▸ Stated task:
Quote the records that follow in full, leaving the pictures out.

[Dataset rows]
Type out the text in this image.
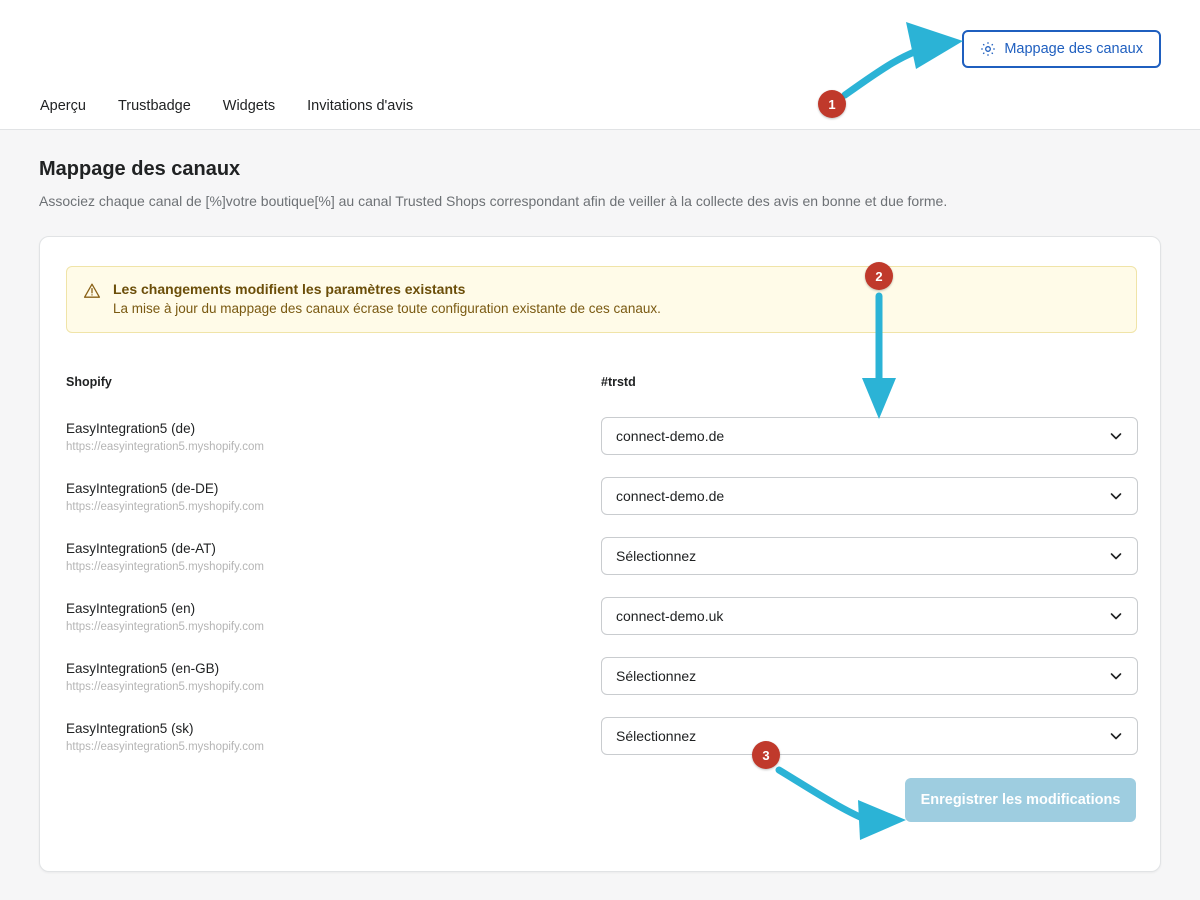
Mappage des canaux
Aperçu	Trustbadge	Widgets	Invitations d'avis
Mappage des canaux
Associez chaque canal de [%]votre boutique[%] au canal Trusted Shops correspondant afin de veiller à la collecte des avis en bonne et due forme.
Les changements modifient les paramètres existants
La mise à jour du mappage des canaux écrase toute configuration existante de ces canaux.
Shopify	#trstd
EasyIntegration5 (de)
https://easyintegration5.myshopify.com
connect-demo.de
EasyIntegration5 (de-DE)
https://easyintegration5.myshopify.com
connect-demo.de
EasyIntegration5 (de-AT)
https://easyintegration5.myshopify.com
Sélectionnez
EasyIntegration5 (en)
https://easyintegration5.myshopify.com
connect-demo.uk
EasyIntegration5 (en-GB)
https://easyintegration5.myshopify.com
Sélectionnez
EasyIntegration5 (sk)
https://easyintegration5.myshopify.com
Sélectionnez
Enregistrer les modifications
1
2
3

▸ Written response:
Type out the text in this image.
Mappage des canaux
Aperçu	Trustbadge	Widgets	Invitations d'avis
Mappage des canaux
Associez chaque canal de [%]votre boutique[%] au canal Trusted Shops correspondant afin de veiller à la collecte des avis en bonne et due forme.
Les changements modifient les paramètres existants
La mise à jour du mappage des canaux écrase toute configuration existante de ces canaux.
Shopify	#trstd
EasyIntegration5 (de)
https://easyintegration5.myshopify.com
connect-demo.de
EasyIntegration5 (de-DE)
https://easyintegration5.myshopify.com
connect-demo.de
EasyIntegration5 (de-AT)
https://easyintegration5.myshopify.com
Sélectionnez
EasyIntegration5 (en)
https://easyintegration5.myshopify.com
connect-demo.uk
EasyIntegration5 (en-GB)
https://easyintegration5.myshopify.com
Sélectionnez
EasyIntegration5 (sk)
https://easyintegration5.myshopify.com
Sélectionnez
Enregistrer les modifications
1
2
3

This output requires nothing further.